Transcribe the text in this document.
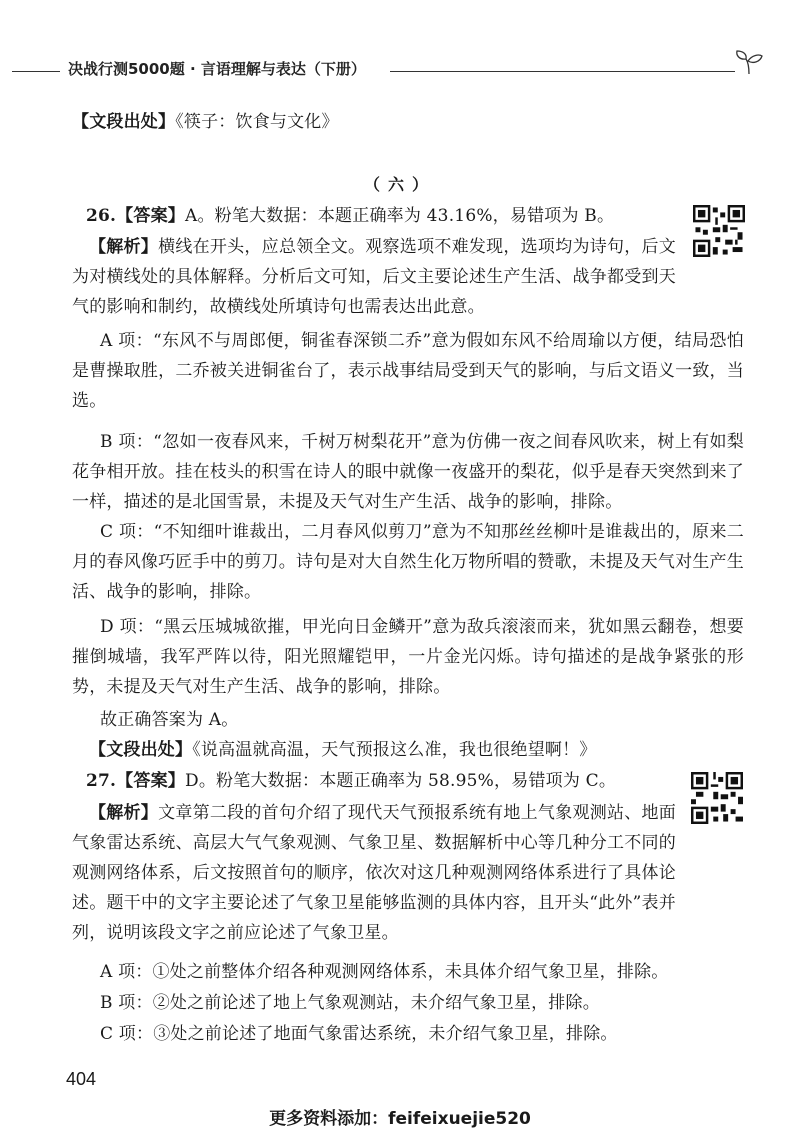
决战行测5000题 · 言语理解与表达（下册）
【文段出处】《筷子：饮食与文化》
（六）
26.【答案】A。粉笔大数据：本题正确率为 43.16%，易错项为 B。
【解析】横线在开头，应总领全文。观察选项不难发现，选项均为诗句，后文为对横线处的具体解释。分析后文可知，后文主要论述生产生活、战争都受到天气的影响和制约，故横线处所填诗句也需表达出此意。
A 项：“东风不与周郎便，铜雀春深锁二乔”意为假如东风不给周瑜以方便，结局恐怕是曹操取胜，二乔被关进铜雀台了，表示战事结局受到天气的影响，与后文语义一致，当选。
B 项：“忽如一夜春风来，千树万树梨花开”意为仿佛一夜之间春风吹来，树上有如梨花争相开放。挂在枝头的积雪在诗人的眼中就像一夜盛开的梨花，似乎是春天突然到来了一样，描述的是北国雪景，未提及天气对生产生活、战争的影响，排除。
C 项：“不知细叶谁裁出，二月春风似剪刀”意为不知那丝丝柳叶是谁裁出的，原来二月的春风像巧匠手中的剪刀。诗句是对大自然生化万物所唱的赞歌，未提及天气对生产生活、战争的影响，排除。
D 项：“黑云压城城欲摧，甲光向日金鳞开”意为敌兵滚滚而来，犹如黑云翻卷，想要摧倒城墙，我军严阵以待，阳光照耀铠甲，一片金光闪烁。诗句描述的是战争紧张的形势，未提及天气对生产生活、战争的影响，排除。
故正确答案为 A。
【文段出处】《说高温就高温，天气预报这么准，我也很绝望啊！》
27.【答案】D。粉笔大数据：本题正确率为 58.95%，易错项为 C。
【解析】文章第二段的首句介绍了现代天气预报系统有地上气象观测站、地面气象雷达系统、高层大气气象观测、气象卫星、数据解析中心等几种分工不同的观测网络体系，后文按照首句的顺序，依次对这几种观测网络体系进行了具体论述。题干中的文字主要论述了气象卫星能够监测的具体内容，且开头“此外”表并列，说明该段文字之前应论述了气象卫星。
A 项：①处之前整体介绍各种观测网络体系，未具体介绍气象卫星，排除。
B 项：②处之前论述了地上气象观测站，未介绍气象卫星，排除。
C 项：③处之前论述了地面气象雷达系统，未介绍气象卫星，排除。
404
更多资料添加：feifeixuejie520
- - -
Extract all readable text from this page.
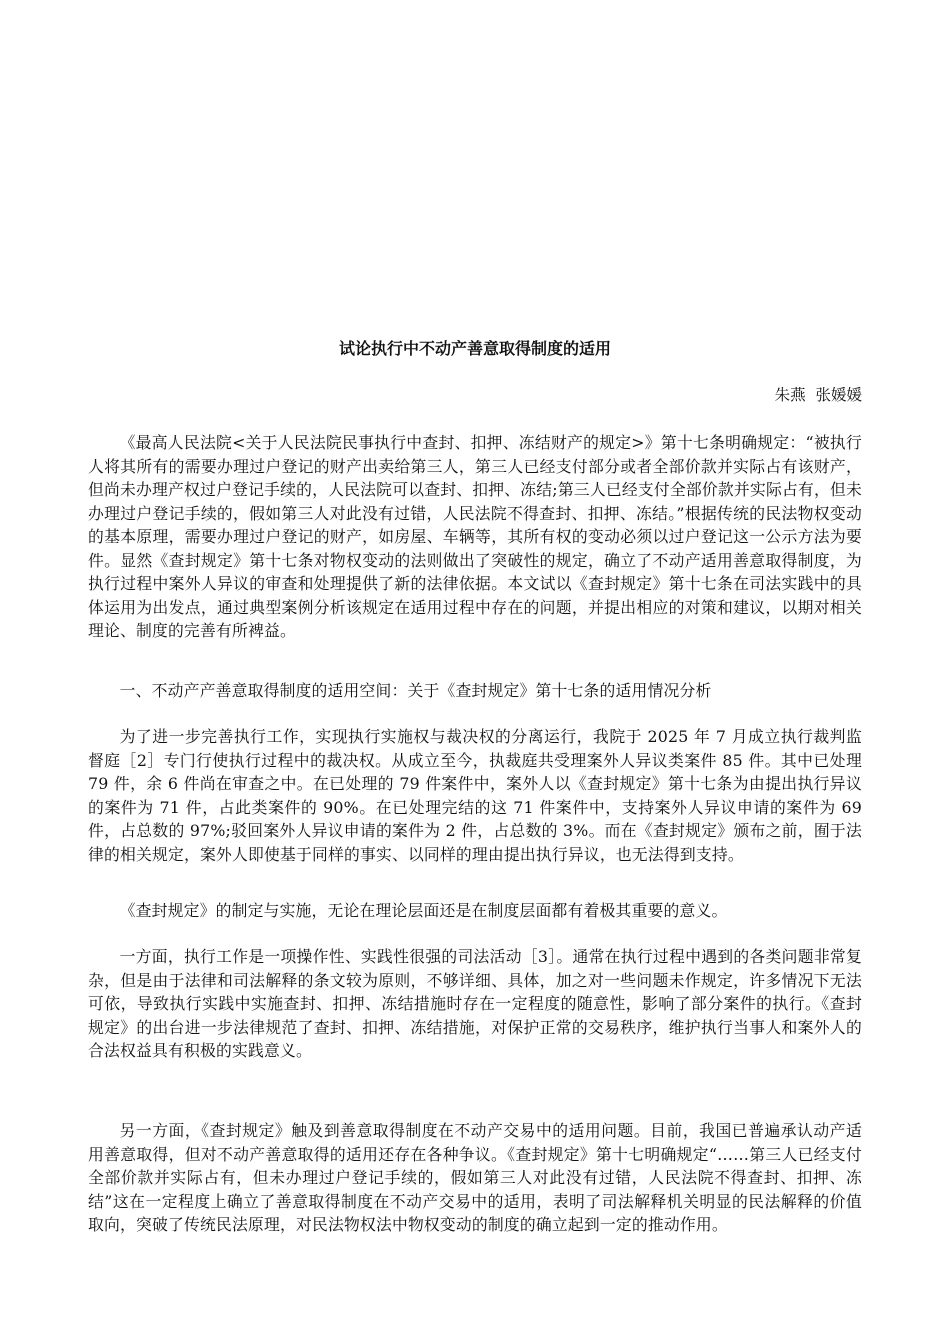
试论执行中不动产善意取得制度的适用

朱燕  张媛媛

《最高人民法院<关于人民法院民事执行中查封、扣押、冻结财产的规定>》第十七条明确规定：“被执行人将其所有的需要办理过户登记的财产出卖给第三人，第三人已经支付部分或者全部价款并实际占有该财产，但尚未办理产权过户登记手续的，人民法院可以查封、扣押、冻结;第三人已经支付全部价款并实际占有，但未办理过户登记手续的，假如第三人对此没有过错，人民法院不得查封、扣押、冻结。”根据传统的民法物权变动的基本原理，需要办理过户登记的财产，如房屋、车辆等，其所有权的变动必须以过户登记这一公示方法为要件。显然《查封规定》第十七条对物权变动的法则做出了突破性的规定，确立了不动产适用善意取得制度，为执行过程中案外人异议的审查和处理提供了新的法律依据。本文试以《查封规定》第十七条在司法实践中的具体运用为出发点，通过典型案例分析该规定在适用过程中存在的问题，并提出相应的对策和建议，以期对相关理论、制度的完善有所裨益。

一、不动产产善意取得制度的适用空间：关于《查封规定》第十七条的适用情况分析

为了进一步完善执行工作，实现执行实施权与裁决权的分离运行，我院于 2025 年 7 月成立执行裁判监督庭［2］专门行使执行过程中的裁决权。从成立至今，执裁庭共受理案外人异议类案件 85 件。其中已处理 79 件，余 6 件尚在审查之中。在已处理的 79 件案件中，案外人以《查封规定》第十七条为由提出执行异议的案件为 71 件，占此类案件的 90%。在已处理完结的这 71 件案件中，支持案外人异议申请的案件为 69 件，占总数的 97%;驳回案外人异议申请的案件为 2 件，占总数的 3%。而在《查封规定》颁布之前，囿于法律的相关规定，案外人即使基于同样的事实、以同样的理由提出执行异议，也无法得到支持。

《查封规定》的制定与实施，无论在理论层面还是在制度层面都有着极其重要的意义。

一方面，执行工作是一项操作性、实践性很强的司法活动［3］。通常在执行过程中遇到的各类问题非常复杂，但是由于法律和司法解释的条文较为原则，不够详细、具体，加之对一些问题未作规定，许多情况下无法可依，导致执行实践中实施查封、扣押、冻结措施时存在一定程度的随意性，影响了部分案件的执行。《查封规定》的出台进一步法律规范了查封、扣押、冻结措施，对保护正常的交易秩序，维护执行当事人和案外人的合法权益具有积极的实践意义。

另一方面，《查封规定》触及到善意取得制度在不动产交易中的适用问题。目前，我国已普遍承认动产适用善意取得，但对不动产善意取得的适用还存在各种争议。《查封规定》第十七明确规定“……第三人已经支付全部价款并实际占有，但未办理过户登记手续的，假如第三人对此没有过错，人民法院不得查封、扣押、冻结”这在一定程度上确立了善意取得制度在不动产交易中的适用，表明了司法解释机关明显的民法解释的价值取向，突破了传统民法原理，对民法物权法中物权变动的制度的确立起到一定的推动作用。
- - -
TASK REQUIREMENTS - Copy every line of the listing containing the string "但未办理过户登记手续的".

ANSWER TO THE TASK -
《最高人民法院<关于人民法院民事执行中查封、扣押、冻结财产的规定>》第十七条明确规定：“被执行人将其所有的需要办理过户登记的财产出卖给第三人，第三人已经支付部分或者全部价款并实际占有该财产，但尚未办理产权过户登记手续的，人民法院可以查封、扣押、冻结;第三人已经支付全部价款并实际占有，但未办理过户登记手续的，假如第三人对此没有过错，人民法院不得查封、扣押、冻结。”根据传统的民法物权变动的基本原理，需要办理过户登记的财产，如房屋、车辆等，其所有权的变动必须以过户登记这一公示方法为要件。显然《查封规定》第十七条对物权变动的法则做出了突破性的规定，确立了不动产适用善意取得制度，为执行过程中案外人异议的审查和处理提供了新的法律依据。本文试以《查封规定》第十七条在司法实践中的具体运用为出发点，通过典型案例分析该规定在适用过程中存在的问题，并提出相应的对策和建议，以期对相关理论、制度的完善有所裨益。
另一方面，《查封规定》触及到善意取得制度在不动产交易中的适用问题。目前，我国已普遍承认动产适用善意取得，但对不动产善意取得的适用还存在各种争议。《查封规定》第十七明确规定“……第三人已经支付全部价款并实际占有，但未办理过户登记手续的，假如第三人对此没有过错，人民法院不得查封、扣押、冻结”这在一定程度上确立了善意取得制度在不动产交易中的适用，表明了司法解释机关明显的民法解释的价值取向，突破了传统民法原理，对民法物权法中物权变动的制度的确立起到一定的推动作用。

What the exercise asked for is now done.